Stated task ->
The records are to be restated in their entirety, word for word.

[Dataset items]

#####

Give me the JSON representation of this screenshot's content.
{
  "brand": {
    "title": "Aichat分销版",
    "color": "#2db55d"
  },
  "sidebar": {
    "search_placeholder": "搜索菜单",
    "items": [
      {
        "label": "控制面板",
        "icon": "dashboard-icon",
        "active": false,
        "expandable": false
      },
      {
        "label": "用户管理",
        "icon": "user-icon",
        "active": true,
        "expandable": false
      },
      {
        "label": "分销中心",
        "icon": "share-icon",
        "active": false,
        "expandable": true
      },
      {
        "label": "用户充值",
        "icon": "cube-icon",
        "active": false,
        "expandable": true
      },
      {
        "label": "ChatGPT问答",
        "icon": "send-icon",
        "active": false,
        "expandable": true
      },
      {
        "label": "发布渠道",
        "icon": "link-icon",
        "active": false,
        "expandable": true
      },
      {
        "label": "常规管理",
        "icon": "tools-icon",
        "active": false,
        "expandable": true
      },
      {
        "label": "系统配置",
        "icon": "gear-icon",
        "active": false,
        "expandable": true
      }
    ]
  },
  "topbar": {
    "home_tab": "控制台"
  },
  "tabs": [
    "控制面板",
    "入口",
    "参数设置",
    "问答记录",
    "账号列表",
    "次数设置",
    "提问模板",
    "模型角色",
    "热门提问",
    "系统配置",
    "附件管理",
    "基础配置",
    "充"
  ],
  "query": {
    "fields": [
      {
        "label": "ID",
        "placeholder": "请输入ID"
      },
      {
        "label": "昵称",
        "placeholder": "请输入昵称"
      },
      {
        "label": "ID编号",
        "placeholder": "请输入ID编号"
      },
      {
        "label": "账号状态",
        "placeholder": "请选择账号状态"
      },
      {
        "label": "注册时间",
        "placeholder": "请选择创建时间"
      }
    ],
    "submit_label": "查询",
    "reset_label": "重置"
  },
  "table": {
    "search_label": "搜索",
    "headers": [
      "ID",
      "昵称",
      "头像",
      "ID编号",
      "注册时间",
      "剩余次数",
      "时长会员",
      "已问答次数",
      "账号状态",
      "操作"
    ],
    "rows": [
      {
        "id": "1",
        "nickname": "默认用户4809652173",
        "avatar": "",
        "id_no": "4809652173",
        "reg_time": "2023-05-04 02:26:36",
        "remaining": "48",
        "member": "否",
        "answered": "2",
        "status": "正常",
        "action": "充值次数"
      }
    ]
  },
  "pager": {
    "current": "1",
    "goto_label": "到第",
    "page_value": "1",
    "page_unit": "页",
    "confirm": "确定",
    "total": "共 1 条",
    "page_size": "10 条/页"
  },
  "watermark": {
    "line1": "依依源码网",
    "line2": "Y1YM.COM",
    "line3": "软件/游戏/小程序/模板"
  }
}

#####

Full answer ->
Give me the JSON representation of this screenshot's content.
{
  "brand": {
    "title": "Aichat分销版",
    "color": "#2db55d"
  },
  "sidebar": {
    "search_placeholder": "搜索菜单",
    "items": [
      {
        "label": "控制面板",
        "icon": "dashboard-icon",
        "active": false,
        "expandable": false
      },
      {
        "label": "用户管理",
        "icon": "user-icon",
        "active": true,
        "expandable": false
      },
      {
        "label": "分销中心",
        "icon": "share-icon",
        "active": false,
        "expandable": true
      },
      {
        "label": "用户充值",
        "icon": "cube-icon",
        "active": false,
        "expandable": true
      },
      {
        "label": "ChatGPT问答",
        "icon": "send-icon",
        "active": false,
        "expandable": true
      },
      {
        "label": "发布渠道",
        "icon": "link-icon",
        "active": false,
        "expandable": true
      },
      {
        "label": "常规管理",
        "icon": "tools-icon",
        "active": false,
        "expandable": true
      },
      {
        "label": "系统配置",
        "icon": "gear-icon",
        "active": false,
        "expandable": true
      }
    ]
  },
  "topbar": {
    "home_tab": "控制台"
  },
  "tabs": [
    "控制面板",
    "入口",
    "参数设置",
    "问答记录",
    "账号列表",
    "次数设置",
    "提问模板",
    "模型角色",
    "热门提问",
    "系统配置",
    "附件管理",
    "基础配置",
    "充"
  ],
  "query": {
    "fields": [
      {
        "label": "ID",
        "placeholder": "请输入ID"
      },
      {
        "label": "昵称",
        "placeholder": "请输入昵称"
      },
      {
        "label": "ID编号",
        "placeholder": "请输入ID编号"
      },
      {
        "label": "账号状态",
        "placeholder": "请选择账号状态"
      },
      {
        "label": "注册时间",
        "placeholder": "请选择创建时间"
      }
    ],
    "submit_label": "查询",
    "reset_label": "重置"
  },
  "table": {
    "search_label": "搜索",
    "headers": [
      "ID",
      "昵称",
      "头像",
      "ID编号",
      "注册时间",
      "剩余次数",
      "时长会员",
      "已问答次数",
      "账号状态",
      "操作"
    ],
    "rows": [
      {
        "id": "1",
        "nickname": "默认用户4809652173",
        "avatar": "",
        "id_no": "4809652173",
        "reg_time": "2023-05-04 02:26:36",
        "remaining": "48",
        "member": "否",
        "answered": "2",
        "status": "正常",
        "action": "充值次数"
      }
    ]
  },
  "pager": {
    "current": "1",
    "goto_label": "到第",
    "page_value": "1",
    "page_unit": "页",
    "confirm": "确定",
    "total": "共 1 条",
    "page_size": "10 条/页"
  },
  "watermark": {
    "line1": "依依源码网",
    "line2": "Y1YM.COM",
    "line3": "软件/游戏/小程序/模板"
  }
}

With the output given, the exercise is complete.